__Exercise objective__. Below are the records to transcribe exactly; do not include any images.

___ Record excerpts ___

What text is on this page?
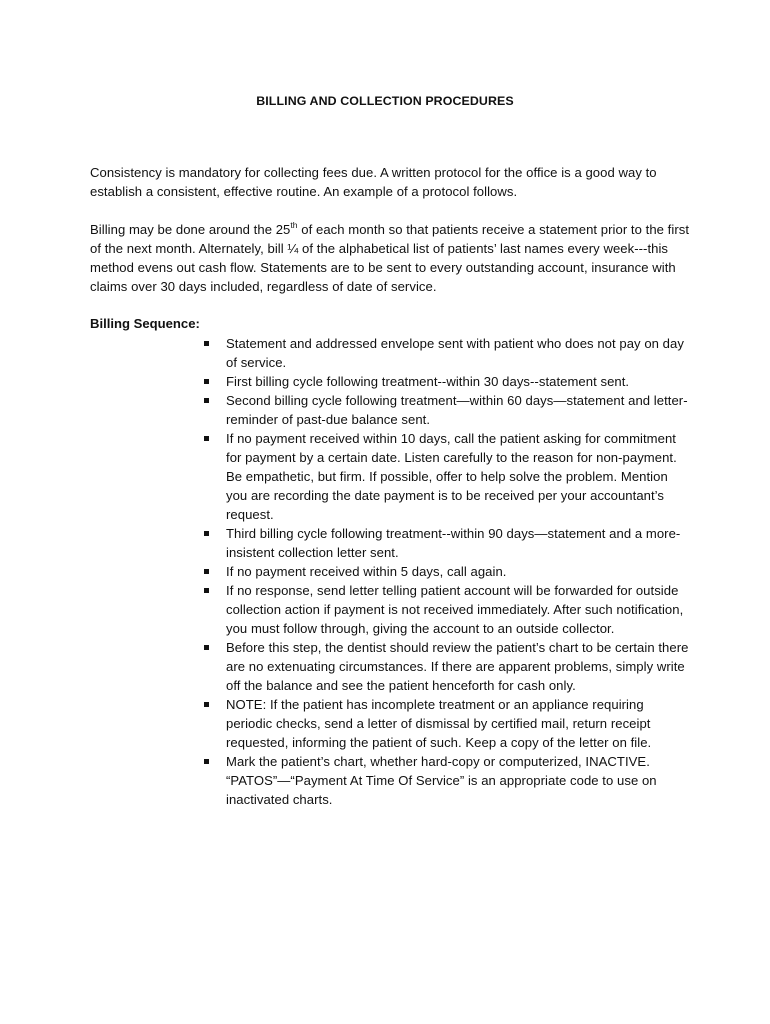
BILLING AND COLLECTION PROCEDURES
Consistency is mandatory for collecting fees due. A written protocol for the office is a good way to establish a consistent, effective routine. An example of a protocol follows.
Billing may be done around the 25th of each month so that patients receive a statement prior to the first of the next month. Alternately, bill ¼ of the alphabetical list of patients’ last names every week---this method evens out cash flow. Statements are to be sent to every outstanding account, insurance with claims over 30 days included, regardless of date of service.
Billing Sequence:
Statement and addressed envelope sent with patient who does not pay on day of service.
First billing cycle following treatment--within 30 days--statement sent.
Second billing cycle following treatment—within 60 days—statement and letter-reminder of past-due balance sent.
If no payment received within 10 days, call the patient asking for commitment for payment by a certain date. Listen carefully to the reason for non-payment. Be empathetic, but firm. If possible, offer to help solve the problem. Mention you are recording the date payment is to be received per your accountant’s request.
Third billing cycle following treatment--within 90 days—statement and a more-insistent collection letter sent.
If no payment received within 5 days, call again.
If no response, send letter telling patient account will be forwarded for outside collection action if payment is not received immediately. After such notification, you must follow through, giving the account to an outside collector.
Before this step, the dentist should review the patient’s chart to be certain there are no extenuating circumstances. If there are apparent problems, simply write off the balance and see the patient henceforth for cash only.
NOTE: If the patient has incomplete treatment or an appliance requiring periodic checks, send a letter of dismissal by certified mail, return receipt requested, informing the patient of such. Keep a copy of the letter on file.
Mark the patient’s chart, whether hard-copy or computerized, INACTIVE. “PATOS”—“Payment At Time Of Service” is an appropriate code to use on inactivated charts.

___

__Problem solution__.
What text is on this page?
BILLING AND COLLECTION PROCEDURES
Consistency is mandatory for collecting fees due. A written protocol for the office is a good way to establish a consistent, effective routine. An example of a protocol follows.
Billing may be done around the 25th of each month so that patients receive a statement prior to the first of the next month. Alternately, bill ¼ of the alphabetical list of patients’ last names every week---this method evens out cash flow. Statements are to be sent to every outstanding account, insurance with claims over 30 days included, regardless of date of service.
Billing Sequence:
Statement and addressed envelope sent with patient who does not pay on day of service.
First billing cycle following treatment--within 30 days--statement sent.
Second billing cycle following treatment—within 60 days—statement and letter-reminder of past-due balance sent.
If no payment received within 10 days, call the patient asking for commitment for payment by a certain date. Listen carefully to the reason for non-payment. Be empathetic, but firm. If possible, offer to help solve the problem. Mention you are recording the date payment is to be received per your accountant’s request.
Third billing cycle following treatment--within 90 days—statement and a more-insistent collection letter sent.
If no payment received within 5 days, call again.
If no response, send letter telling patient account will be forwarded for outside collection action if payment is not received immediately. After such notification, you must follow through, giving the account to an outside collector.
Before this step, the dentist should review the patient’s chart to be certain there are no extenuating circumstances. If there are apparent problems, simply write off the balance and see the patient henceforth for cash only.
NOTE: If the patient has incomplete treatment or an appliance requiring periodic checks, send a letter of dismissal by certified mail, return receipt requested, informing the patient of such. Keep a copy of the letter on file.
Mark the patient’s chart, whether hard-copy or computerized, INACTIVE. “PATOS”—“Payment At Time Of Service” is an appropriate code to use on inactivated charts.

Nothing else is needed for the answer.